## Given text
---+---

===Inés María Marcano case===
As part of her work with the CONG, Laya advocated for a young single mother named Inés María Marcano, who was imprisoned for leaving her children at home alone to go to a party. While she was gone, thieves broke into Marcano's home and raped and murdered her daughter. The CONG argued that Marcano was a working-class woman without childcare living in an area with poor housing, public services, and police protection and that therefore she was a victim of circumstance. At a CONG press conference, Laya outlined the group's objections to Marcano's imprisonment, and later, she wrote the introduction to La Mujer y la Lucha Solidaria: En el caso de Inés María Marcano, Una en un millón ( 'A Woman and the Common Struggle: In the Case of Inés María Marcano, One in a Million'), a paper raising awareness for her case. After the CONG interviewed Marcano in prison, her campaign gained public support, and she was released by a superior court judge on 25 December 1987.

===Party leadership===
In 1988, Laya unsuccessfully ran as the MAS candidate for governor of Miranda. Later, in 1990, she was selected as president of the MAS. She was the first woman to serve as the president of a political party in Venezuela. As party president, she helped connect members of the Feminist League of Maracaibo with an MAS city councilor, convinced the council to financially sponsor the league's Municipal Women's Center, a feminist organizing space that provided health, legal, occupational, and psychological advice to women in the city, particularly poor women. Once the center proved successful, Laya promoted the creation of 32 similar centers in cities across the country.

==Later life and death==
Laya attended the First Meeting to Discuss Women and Education in Bolivia in 1994, where she helped create the Program Educating for Equality, which aimed to eliminate sexism in education by including gender-related issues in curricula. However, by 1997, she was beginning to experience a number of health issues, including hypertension, peptic ulcer disease, and pleurisy, causing her to be sent to a nursing home. Despite this, she continued to remain active throughout the year, becoming the vice president of the United Nations Economic Commission for Latin America and the Caribbean, visiting her sister Renée in Northville, Michigan, and attending the MAS national convention, where she proposed a 30% minimum quota for women in party positions. She died in Caracas on 27 November 1997.
---+---
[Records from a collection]
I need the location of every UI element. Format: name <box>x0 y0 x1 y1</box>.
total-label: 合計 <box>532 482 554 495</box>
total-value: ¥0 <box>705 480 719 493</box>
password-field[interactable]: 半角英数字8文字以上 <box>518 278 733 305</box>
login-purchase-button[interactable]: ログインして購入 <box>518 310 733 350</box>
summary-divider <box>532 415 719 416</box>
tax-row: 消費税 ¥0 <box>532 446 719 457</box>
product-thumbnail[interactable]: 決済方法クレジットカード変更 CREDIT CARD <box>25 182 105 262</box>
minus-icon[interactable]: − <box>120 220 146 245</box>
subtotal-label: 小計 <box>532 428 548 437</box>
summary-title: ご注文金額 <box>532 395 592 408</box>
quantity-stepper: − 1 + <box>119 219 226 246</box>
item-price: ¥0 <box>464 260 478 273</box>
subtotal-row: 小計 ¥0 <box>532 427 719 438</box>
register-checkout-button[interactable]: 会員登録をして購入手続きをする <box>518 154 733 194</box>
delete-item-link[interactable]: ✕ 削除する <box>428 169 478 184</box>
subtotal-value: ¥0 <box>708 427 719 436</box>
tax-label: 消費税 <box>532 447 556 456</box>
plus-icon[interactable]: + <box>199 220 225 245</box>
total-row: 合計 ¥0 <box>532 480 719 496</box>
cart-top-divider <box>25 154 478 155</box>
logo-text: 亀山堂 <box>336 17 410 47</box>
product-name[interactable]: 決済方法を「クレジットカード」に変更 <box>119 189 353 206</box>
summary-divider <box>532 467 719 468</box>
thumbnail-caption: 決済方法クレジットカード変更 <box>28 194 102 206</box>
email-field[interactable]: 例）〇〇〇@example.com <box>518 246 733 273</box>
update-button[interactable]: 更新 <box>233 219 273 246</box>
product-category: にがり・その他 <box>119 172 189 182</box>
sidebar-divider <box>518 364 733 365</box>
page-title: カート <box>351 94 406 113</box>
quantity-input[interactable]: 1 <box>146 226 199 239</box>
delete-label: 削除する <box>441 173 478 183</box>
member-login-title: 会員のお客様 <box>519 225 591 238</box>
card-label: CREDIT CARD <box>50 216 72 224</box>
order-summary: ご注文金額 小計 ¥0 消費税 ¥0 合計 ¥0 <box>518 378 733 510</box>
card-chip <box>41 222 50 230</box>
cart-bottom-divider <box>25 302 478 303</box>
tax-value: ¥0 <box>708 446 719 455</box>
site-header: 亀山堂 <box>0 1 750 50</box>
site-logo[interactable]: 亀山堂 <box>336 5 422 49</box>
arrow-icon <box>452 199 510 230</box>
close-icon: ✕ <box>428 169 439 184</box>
---+---
## Work instructions
Please list every health issue that the biographical text above names for Laya in 1997.

## Result of this exercise
Hypertension, peptic ulcer disease, pleurisy